**Task:**
Give all of the lines again exactly as they read.
Start of Dataset entries
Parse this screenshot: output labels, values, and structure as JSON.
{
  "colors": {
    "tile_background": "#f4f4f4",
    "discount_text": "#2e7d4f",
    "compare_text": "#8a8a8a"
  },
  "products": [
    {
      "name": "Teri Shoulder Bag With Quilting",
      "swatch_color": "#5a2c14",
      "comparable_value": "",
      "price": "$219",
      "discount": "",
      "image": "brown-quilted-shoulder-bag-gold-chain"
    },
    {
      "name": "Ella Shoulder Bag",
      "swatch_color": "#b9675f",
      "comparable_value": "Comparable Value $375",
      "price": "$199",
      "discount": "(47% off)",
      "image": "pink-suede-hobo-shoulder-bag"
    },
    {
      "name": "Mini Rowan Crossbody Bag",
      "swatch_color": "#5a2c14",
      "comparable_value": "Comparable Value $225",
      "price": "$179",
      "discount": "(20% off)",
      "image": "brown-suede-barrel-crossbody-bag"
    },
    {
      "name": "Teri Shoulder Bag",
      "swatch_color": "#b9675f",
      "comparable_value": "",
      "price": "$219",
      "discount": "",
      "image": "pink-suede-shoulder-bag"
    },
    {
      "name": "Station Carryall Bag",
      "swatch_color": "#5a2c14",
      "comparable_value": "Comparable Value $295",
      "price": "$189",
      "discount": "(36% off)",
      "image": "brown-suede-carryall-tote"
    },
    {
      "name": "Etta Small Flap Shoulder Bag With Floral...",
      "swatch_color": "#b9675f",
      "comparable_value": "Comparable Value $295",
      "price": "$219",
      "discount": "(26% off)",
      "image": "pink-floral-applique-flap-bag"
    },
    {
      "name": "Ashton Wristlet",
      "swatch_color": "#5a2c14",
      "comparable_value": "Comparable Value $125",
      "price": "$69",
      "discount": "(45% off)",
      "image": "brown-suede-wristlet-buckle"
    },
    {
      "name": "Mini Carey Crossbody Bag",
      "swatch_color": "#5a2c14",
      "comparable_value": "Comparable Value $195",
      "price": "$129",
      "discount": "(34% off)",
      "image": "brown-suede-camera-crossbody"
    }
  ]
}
End of Dataset entries
**Response to this exercise:**
Parse this screenshot: output labels, values, and structure as JSON.
{
  "colors": {
    "tile_background": "#f4f4f4",
    "discount_text": "#2e7d4f",
    "compare_text": "#8a8a8a"
  },
  "products": [
    {
      "name": "Teri Shoulder Bag With Quilting",
      "swatch_color": "#5a2c14",
      "comparable_value": "",
      "price": "$219",
      "discount": "",
      "image": "brown-quilted-shoulder-bag-gold-chain"
    },
    {
      "name": "Ella Shoulder Bag",
      "swatch_color": "#b9675f",
      "comparable_value": "Comparable Value $375",
      "price": "$199",
      "discount": "(47% off)",
      "image": "pink-suede-hobo-shoulder-bag"
    },
    {
      "name": "Mini Rowan Crossbody Bag",
      "swatch_color": "#5a2c14",
      "comparable_value": "Comparable Value $225",
      "price": "$179",
      "discount": "(20% off)",
      "image": "brown-suede-barrel-crossbody-bag"
    },
    {
      "name": "Teri Shoulder Bag",
      "swatch_color": "#b9675f",
      "comparable_value": "",
      "price": "$219",
      "discount": "",
      "image": "pink-suede-shoulder-bag"
    },
    {
      "name": "Station Carryall Bag",
      "swatch_color": "#5a2c14",
      "comparable_value": "Comparable Value $295",
      "price": "$189",
      "discount": "(36% off)",
      "image": "brown-suede-carryall-tote"
    },
    {
      "name": "Etta Small Flap Shoulder Bag With Floral...",
      "swatch_color": "#b9675f",
      "comparable_value": "Comparable Value $295",
      "price": "$219",
      "discount": "(26% off)",
      "image": "pink-floral-applique-flap-bag"
    },
    {
      "name": "Ashton Wristlet",
      "swatch_color": "#5a2c14",
      "comparable_value": "Comparable Value $125",
      "price": "$69",
      "discount": "(45% off)",
      "image": "brown-suede-wristlet-buckle"
    },
    {
      "name": "Mini Carey Crossbody Bag",
      "swatch_color": "#5a2c14",
      "comparable_value": "Comparable Value $195",
      "price": "$129",
      "discount": "(34% off)",
      "image": "brown-suede-camera-crossbody"
    }
  ]
}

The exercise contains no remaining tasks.